== Given exercise ==
The entries need to be copied exactly.

** Start Records for this exercise **

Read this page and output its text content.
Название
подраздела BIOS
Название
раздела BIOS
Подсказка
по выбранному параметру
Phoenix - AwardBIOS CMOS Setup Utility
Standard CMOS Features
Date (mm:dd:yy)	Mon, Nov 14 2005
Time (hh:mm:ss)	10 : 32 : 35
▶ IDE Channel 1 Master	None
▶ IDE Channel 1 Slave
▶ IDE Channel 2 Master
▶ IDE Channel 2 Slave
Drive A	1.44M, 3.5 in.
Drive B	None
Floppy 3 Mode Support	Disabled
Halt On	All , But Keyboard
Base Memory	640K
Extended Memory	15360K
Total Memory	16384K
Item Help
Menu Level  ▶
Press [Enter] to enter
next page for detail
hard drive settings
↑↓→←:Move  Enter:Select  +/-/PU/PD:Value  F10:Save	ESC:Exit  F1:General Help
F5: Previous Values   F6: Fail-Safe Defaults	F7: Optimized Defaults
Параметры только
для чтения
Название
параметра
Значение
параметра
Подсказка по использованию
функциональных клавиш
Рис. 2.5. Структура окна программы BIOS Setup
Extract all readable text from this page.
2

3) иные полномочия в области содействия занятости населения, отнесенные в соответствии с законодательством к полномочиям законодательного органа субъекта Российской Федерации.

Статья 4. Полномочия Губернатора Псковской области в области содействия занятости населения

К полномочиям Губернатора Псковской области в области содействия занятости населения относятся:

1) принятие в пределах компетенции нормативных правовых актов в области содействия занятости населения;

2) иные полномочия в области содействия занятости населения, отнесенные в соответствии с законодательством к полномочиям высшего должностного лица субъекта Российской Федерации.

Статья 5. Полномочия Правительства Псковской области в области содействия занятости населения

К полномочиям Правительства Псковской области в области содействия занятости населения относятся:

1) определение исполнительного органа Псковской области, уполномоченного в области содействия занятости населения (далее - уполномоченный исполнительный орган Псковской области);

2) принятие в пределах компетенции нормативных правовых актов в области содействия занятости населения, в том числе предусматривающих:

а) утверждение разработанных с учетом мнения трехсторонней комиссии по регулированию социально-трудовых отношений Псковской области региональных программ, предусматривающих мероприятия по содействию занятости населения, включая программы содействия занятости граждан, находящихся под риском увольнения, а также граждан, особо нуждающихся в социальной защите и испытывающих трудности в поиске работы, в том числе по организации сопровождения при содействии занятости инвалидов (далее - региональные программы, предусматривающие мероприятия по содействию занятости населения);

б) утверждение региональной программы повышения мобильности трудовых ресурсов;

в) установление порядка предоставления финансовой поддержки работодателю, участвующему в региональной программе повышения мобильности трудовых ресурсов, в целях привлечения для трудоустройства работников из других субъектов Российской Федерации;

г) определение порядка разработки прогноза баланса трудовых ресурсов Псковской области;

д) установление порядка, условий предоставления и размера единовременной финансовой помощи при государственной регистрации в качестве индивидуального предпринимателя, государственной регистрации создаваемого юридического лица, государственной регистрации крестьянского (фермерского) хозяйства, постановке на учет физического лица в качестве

** End Records for this exercise **

== Solved exercise ==
Read this page and output its text content.
Название
подраздела BIOS
Название
раздела BIOS
Подсказка
по выбранному параметру
Phoenix - AwardBIOS CMOS Setup Utility
Standard CMOS Features
Date (mm:dd:yy)	Mon, Nov 14 2005
Time (hh:mm:ss)	10 : 32 : 35
▶ IDE Channel 1 Master	None
▶ IDE Channel 1 Slave
▶ IDE Channel 2 Master
▶ IDE Channel 2 Slave
Drive A	1.44M, 3.5 in.
Drive B	None
Floppy 3 Mode Support	Disabled
Halt On	All , But Keyboard
Base Memory	640K
Extended Memory	15360K
Total Memory	16384K
Item Help
Menu Level  ▶
Press [Enter] to enter
next page for detail
hard drive settings
↑↓→←:Move  Enter:Select  +/-/PU/PD:Value  F10:Save	ESC:Exit  F1:General Help
F5: Previous Values   F6: Fail-Safe Defaults	F7: Optimized Defaults
Параметры только
для чтения
Название
параметра
Значение
параметра
Подсказка по использованию
функциональных клавиш
Рис. 2.5. Структура окна программы BIOS Setup
Extract all readable text from this page.
2

3) иные полномочия в области содействия занятости населения, отнесенные в соответствии с законодательством к полномочиям законодательного органа субъекта Российской Федерации.

Статья 4. Полномочия Губернатора Псковской области в области содействия занятости населения

К полномочиям Губернатора Псковской области в области содействия занятости населения относятся:

1) принятие в пределах компетенции нормативных правовых актов в области содействия занятости населения;

2) иные полномочия в области содействия занятости населения, отнесенные в соответствии с законодательством к полномочиям высшего должностного лица субъекта Российской Федерации.

Статья 5. Полномочия Правительства Псковской области в области содействия занятости населения

К полномочиям Правительства Псковской области в области содействия занятости населения относятся:

1) определение исполнительного органа Псковской области, уполномоченного в области содействия занятости населения (далее - уполномоченный исполнительный орган Псковской области);

2) принятие в пределах компетенции нормативных правовых актов в области содействия занятости населения, в том числе предусматривающих:

а) утверждение разработанных с учетом мнения трехсторонней комиссии по регулированию социально-трудовых отношений Псковской области региональных программ, предусматривающих мероприятия по содействию занятости населения, включая программы содействия занятости граждан, находящихся под риском увольнения, а также граждан, особо нуждающихся в социальной защите и испытывающих трудности в поиске работы, в том числе по организации сопровождения при содействии занятости инвалидов (далее - региональные программы, предусматривающие мероприятия по содействию занятости населения);

б) утверждение региональной программы повышения мобильности трудовых ресурсов;

в) установление порядка предоставления финансовой поддержки работодателю, участвующему в региональной программе повышения мобильности трудовых ресурсов, в целях привлечения для трудоустройства работников из других субъектов Российской Федерации;

г) определение порядка разработки прогноза баланса трудовых ресурсов Псковской области;

д) установление порядка, условий предоставления и размера единовременной финансовой помощи при государственной регистрации в качестве индивидуального предпринимателя, государственной регистрации создаваемого юридического лица, государственной регистрации крестьянского (фермерского) хозяйства, постановке на учет физического лица в качестве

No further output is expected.